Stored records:
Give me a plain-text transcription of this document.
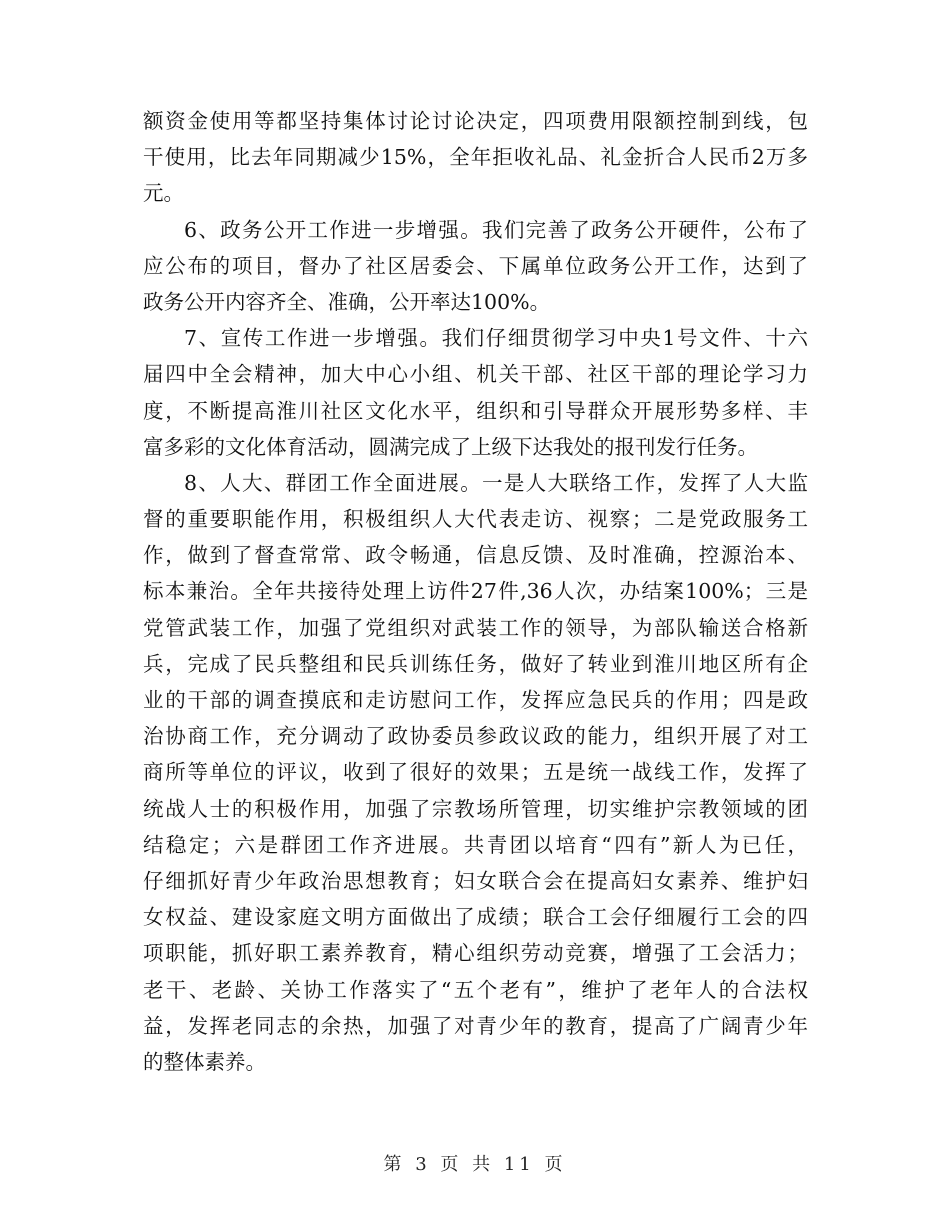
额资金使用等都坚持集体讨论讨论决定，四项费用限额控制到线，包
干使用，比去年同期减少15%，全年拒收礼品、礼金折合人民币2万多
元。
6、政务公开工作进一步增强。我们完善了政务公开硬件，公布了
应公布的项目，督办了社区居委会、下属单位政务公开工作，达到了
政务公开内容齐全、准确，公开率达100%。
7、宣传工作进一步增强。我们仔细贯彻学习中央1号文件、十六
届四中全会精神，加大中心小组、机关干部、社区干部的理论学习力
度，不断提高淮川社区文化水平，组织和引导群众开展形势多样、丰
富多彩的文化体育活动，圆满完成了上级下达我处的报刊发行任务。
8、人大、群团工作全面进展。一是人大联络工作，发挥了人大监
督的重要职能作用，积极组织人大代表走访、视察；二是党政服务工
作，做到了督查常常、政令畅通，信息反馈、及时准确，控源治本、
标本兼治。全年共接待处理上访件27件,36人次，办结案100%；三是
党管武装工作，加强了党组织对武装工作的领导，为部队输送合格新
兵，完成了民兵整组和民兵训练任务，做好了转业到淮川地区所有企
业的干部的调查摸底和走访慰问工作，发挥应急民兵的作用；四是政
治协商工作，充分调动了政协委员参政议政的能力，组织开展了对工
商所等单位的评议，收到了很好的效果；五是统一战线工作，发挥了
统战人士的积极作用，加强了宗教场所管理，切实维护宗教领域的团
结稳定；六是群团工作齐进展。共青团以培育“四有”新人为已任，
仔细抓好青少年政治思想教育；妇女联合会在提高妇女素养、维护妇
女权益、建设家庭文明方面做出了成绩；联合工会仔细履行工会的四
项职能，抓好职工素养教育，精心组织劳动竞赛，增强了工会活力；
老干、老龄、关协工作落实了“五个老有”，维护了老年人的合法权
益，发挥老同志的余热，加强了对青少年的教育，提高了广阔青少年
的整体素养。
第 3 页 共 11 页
...
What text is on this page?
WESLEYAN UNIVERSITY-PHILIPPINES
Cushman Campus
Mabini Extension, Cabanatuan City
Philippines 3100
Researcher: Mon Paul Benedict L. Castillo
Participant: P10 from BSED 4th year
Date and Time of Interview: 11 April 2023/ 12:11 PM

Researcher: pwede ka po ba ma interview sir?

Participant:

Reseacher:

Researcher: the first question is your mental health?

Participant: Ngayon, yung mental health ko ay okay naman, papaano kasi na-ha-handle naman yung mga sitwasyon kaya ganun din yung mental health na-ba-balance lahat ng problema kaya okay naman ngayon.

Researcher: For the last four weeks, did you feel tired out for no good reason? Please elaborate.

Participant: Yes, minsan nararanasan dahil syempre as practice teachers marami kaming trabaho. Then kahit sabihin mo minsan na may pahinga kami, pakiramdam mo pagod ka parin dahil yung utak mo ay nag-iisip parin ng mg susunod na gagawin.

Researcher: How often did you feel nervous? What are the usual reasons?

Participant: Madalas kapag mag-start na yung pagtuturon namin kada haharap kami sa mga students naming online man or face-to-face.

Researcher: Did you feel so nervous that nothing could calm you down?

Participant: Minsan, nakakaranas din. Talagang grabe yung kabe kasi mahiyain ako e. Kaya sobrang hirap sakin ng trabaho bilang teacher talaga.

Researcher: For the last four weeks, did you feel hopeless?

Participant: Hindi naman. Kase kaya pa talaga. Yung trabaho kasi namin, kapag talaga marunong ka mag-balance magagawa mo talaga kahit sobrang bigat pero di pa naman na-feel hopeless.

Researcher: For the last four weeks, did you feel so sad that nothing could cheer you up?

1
==
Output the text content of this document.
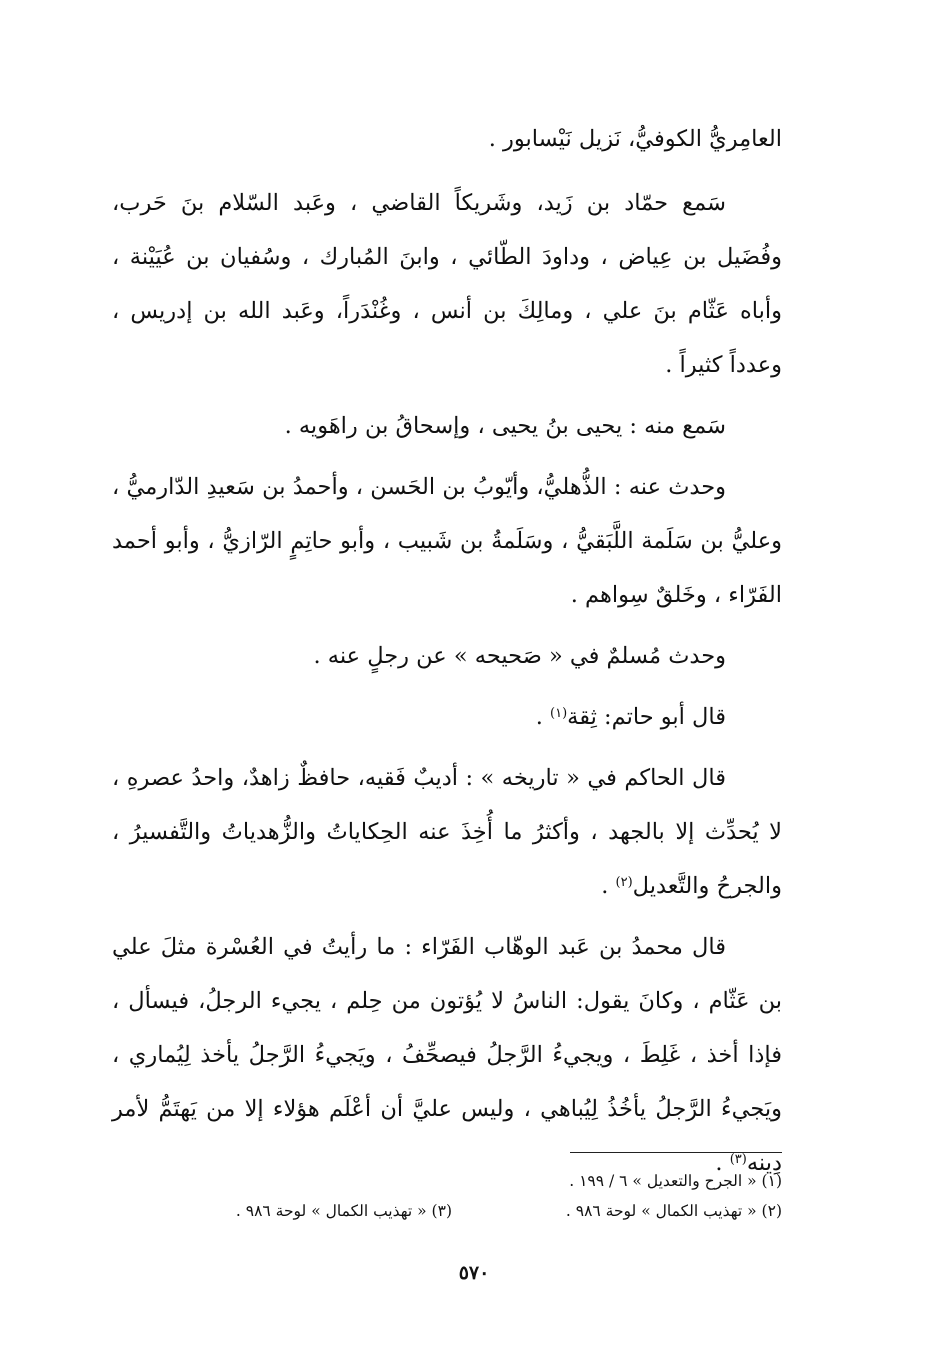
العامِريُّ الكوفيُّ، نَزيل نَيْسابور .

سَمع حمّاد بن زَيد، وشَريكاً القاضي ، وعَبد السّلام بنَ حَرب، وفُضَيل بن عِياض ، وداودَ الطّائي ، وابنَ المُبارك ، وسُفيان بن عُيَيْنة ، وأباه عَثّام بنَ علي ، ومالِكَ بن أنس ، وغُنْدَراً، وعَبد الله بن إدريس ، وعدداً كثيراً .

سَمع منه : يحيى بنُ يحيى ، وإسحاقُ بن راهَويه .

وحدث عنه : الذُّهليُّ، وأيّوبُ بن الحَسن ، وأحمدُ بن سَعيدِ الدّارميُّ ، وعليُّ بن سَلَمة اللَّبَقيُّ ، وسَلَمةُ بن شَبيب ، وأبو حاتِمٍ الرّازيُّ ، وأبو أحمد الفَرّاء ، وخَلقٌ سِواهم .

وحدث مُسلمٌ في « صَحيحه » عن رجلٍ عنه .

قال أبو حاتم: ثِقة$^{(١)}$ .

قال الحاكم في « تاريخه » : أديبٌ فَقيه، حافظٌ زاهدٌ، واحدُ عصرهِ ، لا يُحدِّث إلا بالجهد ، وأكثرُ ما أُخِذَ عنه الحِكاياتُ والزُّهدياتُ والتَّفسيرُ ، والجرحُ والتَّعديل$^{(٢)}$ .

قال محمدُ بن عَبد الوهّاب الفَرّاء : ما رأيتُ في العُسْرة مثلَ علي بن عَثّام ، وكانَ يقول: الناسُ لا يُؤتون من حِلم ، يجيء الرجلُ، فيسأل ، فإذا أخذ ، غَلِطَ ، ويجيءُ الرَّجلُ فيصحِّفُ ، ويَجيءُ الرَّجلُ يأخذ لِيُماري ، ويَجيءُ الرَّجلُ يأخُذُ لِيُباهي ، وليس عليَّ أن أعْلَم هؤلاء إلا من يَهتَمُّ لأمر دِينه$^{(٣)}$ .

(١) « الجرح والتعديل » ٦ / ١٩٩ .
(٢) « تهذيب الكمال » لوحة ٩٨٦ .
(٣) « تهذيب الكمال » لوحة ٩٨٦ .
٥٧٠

**Problem description:** Select the lines in this material that hold the word "kami", leaving none out.

**Expected output:**
Participant: Yes, minsan nararanasan dahil syempre as practice teachers marami kaming trabaho. Then kahit sabihin mo minsan na may pahinga kami, pakiramdam mo pagod ka parin dahil yung utak mo ay nag-iisip parin ng mg susunod na gagawin.
Participant: Madalas kapag mag-start na yung pagtuturon namin kada haharap kami sa mga students naming online man or face-to-face.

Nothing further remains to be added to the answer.